▶ **Short exercise**:
Write out each line of the listing as it stands, without the images.

▶ **Dataset content**:
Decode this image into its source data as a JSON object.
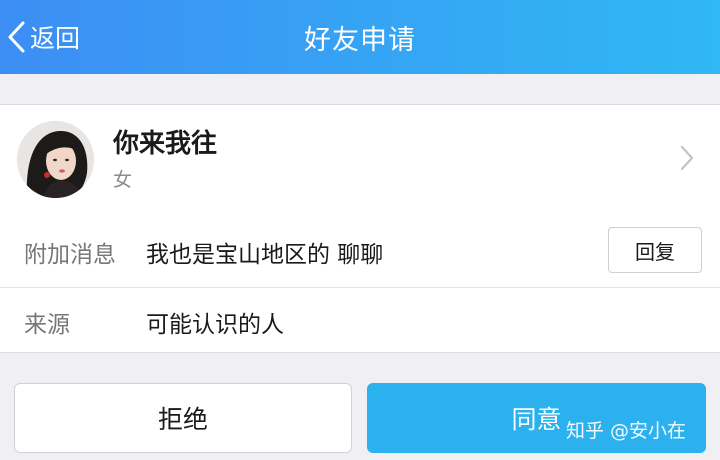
{
  "nav": {
    "back_label": "返回",
    "title": "好友申请"
  },
  "profile": {
    "name": "你来我往",
    "gender": "女"
  },
  "details": [
    {
      "label": "附加消息",
      "value": "我也是宝山地区的 聊聊",
      "action": "回复"
    },
    {
      "label": "来源",
      "value": "可能认识的人"
    }
  ],
  "actions": {
    "reject": "拒绝",
    "accept": "同意"
  },
  "watermark": "知乎 @安小在",
  "colors": {
    "nav_start": "#3d8ef4",
    "nav_end": "#2fb8f4",
    "accept": "#2ab1ee",
    "background": "#f0f0f4"
  }
}
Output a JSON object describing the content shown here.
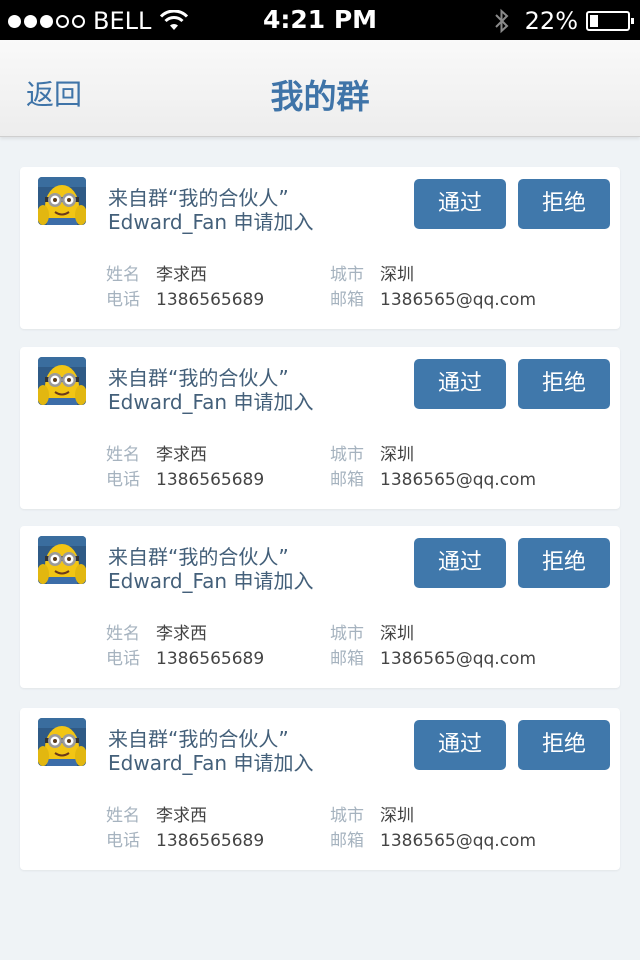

▶ **Response**:
Decode this image into its source data as a JSON object.
{
  "nav": {
    "back_label": "返回",
    "title": "好友申请"
  },
  "profile": {
    "name": "你来我往",
    "gender": "女"
  },
  "details": [
    {
      "label": "附加消息",
      "value": "我也是宝山地区的 聊聊",
      "action": "回复"
    },
    {
      "label": "来源",
      "value": "可能认识的人"
    }
  ],
  "actions": {
    "reject": "拒绝",
    "accept": "同意"
  },
  "watermark": "知乎 @安小在",
  "colors": {
    "nav_start": "#3d8ef4",
    "nav_end": "#2fb8f4",
    "accept": "#2ab1ee",
    "background": "#f0f0f4"
  }
}
Output a JSON object describing the content shown here.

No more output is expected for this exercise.